### What you have to do
Rewrite the material from its first line through the line containing "580, 845, 612]", with "document-icon" changed to "file-icon" and nothing else altered.

### Task data
┄┄┄┄┄┄┄┄┄┄

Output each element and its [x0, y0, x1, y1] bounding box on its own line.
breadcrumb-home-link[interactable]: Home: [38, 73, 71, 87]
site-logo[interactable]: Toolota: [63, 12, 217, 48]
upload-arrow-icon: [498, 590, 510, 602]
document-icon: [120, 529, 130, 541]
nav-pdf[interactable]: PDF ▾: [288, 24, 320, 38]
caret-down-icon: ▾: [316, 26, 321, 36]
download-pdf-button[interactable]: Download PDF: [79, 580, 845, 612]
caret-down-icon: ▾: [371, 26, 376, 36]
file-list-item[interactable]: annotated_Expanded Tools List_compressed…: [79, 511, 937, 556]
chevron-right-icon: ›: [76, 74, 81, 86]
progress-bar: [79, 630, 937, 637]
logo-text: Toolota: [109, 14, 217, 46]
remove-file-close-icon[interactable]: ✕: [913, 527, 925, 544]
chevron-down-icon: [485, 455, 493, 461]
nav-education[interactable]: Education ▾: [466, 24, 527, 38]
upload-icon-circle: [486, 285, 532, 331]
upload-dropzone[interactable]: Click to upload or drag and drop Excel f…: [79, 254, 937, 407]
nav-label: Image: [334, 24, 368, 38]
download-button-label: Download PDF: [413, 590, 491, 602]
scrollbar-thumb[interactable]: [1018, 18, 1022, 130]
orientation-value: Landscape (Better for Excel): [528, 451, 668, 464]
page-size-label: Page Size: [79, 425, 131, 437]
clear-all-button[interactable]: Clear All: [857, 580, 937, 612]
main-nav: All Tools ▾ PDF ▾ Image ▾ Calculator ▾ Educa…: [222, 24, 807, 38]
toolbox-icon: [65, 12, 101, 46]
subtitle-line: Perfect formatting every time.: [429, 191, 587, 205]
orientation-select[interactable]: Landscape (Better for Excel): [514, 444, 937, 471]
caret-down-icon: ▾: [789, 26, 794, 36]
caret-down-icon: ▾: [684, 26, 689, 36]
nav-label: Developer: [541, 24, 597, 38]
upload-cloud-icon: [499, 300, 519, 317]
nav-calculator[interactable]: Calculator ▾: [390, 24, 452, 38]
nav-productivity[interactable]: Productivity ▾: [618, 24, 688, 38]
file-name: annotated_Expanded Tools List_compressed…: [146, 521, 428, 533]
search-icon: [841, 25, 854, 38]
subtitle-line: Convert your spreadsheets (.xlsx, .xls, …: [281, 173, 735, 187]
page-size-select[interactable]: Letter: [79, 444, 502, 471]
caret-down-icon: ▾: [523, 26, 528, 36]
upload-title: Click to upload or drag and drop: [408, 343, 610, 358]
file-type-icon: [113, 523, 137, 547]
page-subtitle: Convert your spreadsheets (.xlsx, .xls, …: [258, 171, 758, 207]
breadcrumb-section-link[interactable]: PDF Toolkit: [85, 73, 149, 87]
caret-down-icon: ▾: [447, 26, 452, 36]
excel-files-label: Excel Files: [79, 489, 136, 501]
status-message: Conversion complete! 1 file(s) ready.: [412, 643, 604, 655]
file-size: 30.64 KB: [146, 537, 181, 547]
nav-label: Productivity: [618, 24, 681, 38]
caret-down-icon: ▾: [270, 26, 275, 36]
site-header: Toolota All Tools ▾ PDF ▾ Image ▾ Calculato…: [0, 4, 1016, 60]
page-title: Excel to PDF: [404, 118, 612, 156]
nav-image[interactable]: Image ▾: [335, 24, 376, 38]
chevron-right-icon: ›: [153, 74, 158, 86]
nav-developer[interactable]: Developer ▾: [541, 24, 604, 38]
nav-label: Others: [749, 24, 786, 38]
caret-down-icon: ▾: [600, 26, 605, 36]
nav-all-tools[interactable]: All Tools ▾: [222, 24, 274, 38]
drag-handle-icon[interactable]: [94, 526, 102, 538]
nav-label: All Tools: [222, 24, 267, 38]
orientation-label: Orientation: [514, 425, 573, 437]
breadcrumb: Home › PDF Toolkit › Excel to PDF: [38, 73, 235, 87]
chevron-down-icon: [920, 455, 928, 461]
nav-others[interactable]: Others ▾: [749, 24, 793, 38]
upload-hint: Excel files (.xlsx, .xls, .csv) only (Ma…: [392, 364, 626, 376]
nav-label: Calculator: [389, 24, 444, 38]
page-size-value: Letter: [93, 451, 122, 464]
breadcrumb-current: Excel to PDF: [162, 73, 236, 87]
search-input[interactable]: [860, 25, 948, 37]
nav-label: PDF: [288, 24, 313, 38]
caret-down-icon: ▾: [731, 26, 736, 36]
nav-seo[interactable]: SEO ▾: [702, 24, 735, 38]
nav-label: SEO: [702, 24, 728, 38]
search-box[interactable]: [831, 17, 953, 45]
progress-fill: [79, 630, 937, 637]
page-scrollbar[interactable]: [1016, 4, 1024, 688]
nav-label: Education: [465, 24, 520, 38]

┄┄┄┄┄┄┄┄┄┄

### Task result
Output each element and its [x0, y0, x1, y1] bounding box on its own line.
breadcrumb-home-link[interactable]: Home: [38, 73, 71, 87]
site-logo[interactable]: Toolota: [63, 12, 217, 48]
upload-arrow-icon: [498, 590, 510, 602]
file-icon: [120, 529, 130, 541]
nav-pdf[interactable]: PDF ▾: [288, 24, 320, 38]
caret-down-icon: ▾: [316, 26, 321, 36]
download-pdf-button[interactable]: Download PDF: [79, 580, 845, 612]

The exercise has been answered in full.